* [Exercise details]: Type out the complete listing below word for word, without its pictures.

>> BEGIN

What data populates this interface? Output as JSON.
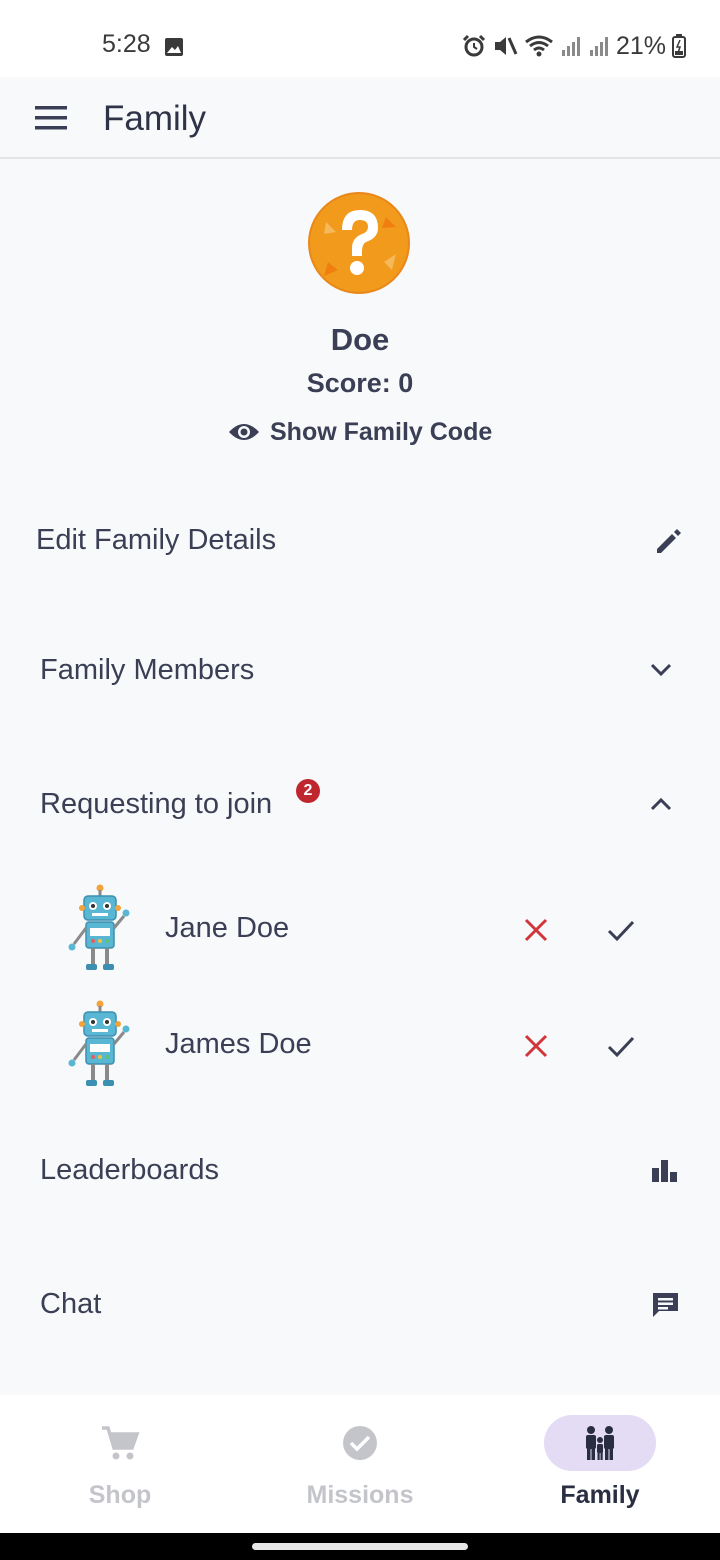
{
  "status_bar": {
    "time": "5:28",
    "battery": "21%",
    "icons": [
      "image-icon",
      "alarm-icon",
      "mute-icon",
      "wifi-icon",
      "signal-icon",
      "signal-icon",
      "battery-icon"
    ]
  },
  "app_bar": {
    "title": "Family",
    "menu_icon": "menu-icon"
  },
  "family": {
    "avatar_icon": "question-mark-badge",
    "name": "Doe",
    "score": "Score: 0",
    "show_code_label": "Show Family Code"
  },
  "rows": {
    "edit_details": "Edit Family Details",
    "members": "Family Members",
    "requesting": "Requesting to join",
    "requesting_badge": "2",
    "leaderboards": "Leaderboards",
    "chat": "Chat"
  },
  "requests": [
    {
      "name": "Jane Doe"
    },
    {
      "name": "James Doe"
    }
  ],
  "bottom_nav": {
    "shop": "Shop",
    "missions": "Missions",
    "family": "Family",
    "active": "Family"
  },
  "colors": {
    "accent": "#e4dcf5",
    "reject": "#d0363b",
    "badge": "#c0262d",
    "text": "#3b3f55"
  }
}
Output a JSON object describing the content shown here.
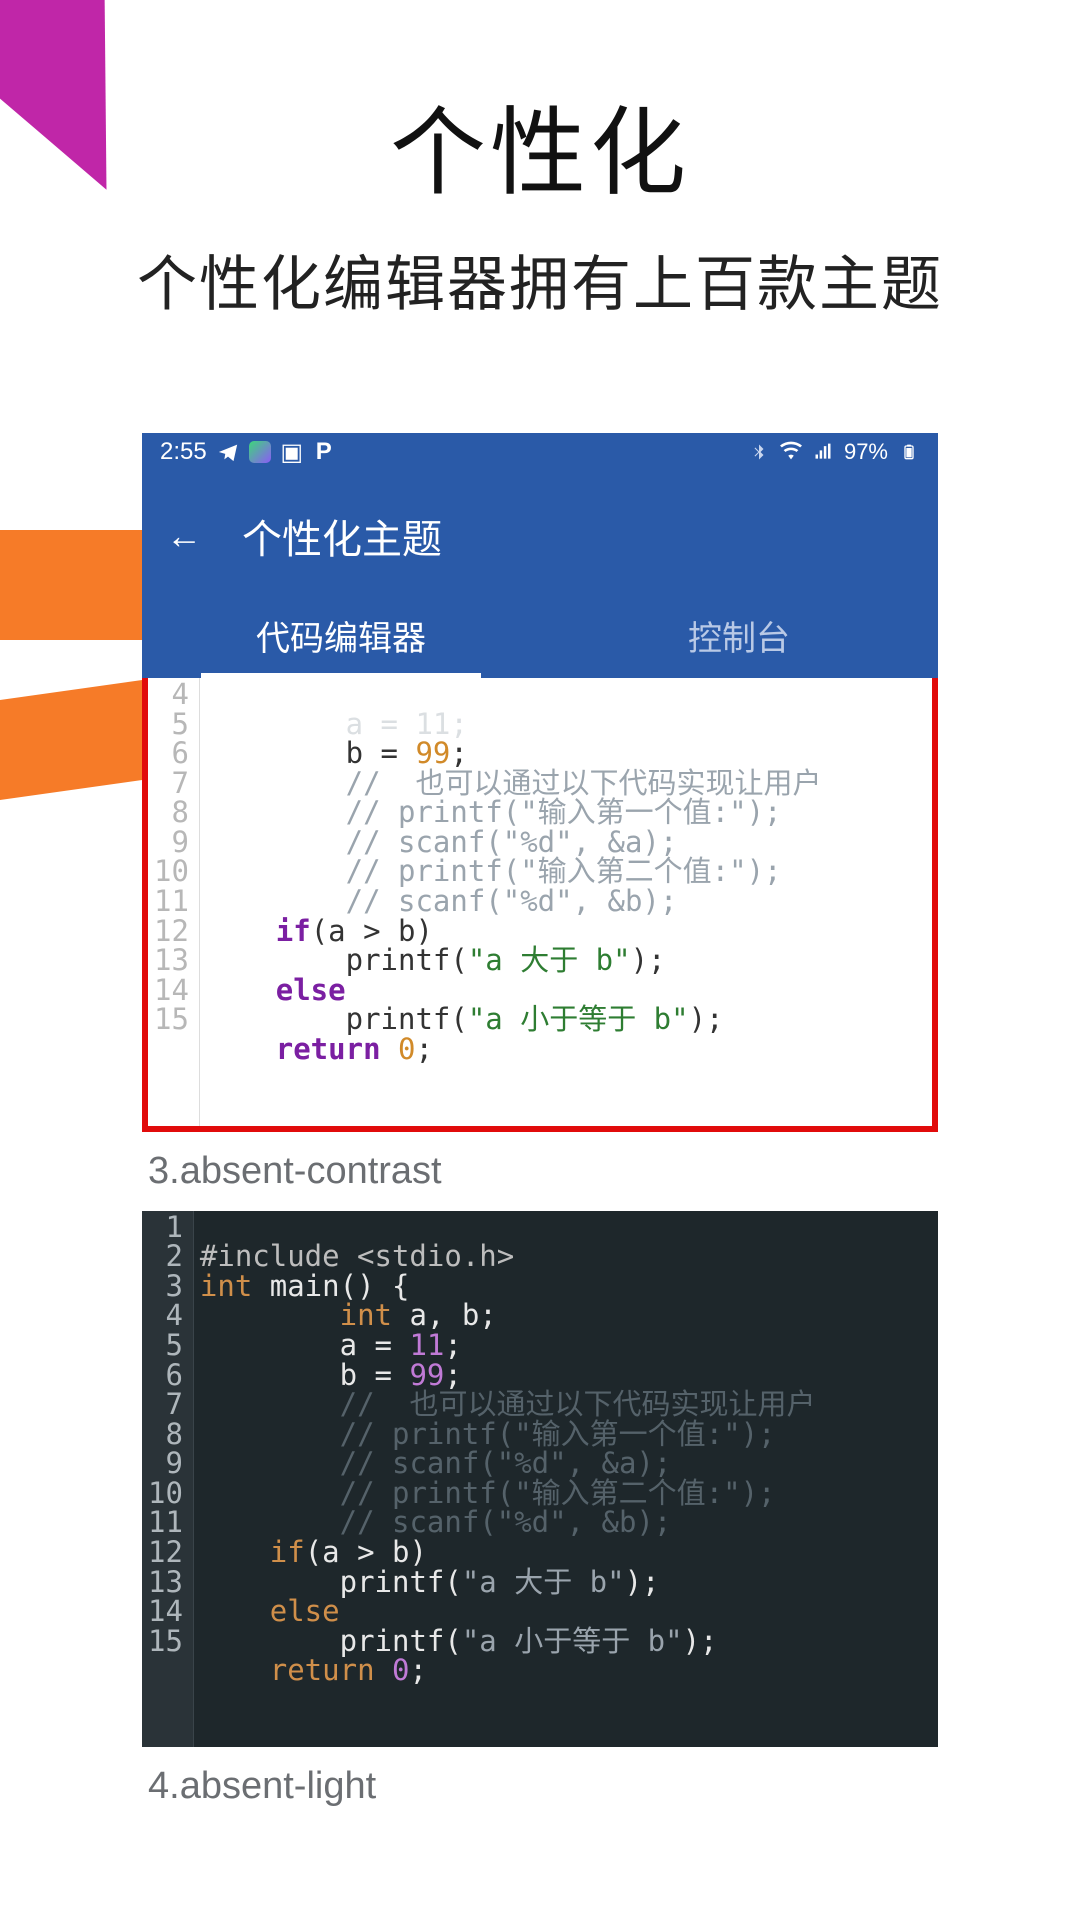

>> END

* [Completed exercise]:
What data populates this interface? Output as JSON.
{
  "status_bar": {
    "time": "5:28",
    "battery": "21%",
    "icons": [
      "image-icon",
      "alarm-icon",
      "mute-icon",
      "wifi-icon",
      "signal-icon",
      "signal-icon",
      "battery-icon"
    ]
  },
  "app_bar": {
    "title": "Family",
    "menu_icon": "menu-icon"
  },
  "family": {
    "avatar_icon": "question-mark-badge",
    "name": "Doe",
    "score": "Score: 0",
    "show_code_label": "Show Family Code"
  },
  "rows": {
    "edit_details": "Edit Family Details",
    "members": "Family Members",
    "requesting": "Requesting to join",
    "requesting_badge": "2",
    "leaderboards": "Leaderboards",
    "chat": "Chat"
  },
  "requests": [
    {
      "name": "Jane Doe"
    },
    {
      "name": "James Doe"
    }
  ],
  "bottom_nav": {
    "shop": "Shop",
    "missions": "Missions",
    "family": "Family",
    "active": "Family"
  },
  "colors": {
    "accent": "#e4dcf5",
    "reject": "#d0363b",
    "badge": "#c0262d",
    "text": "#3b3f55"
  }
}
Output a JSON object describing the content shown here.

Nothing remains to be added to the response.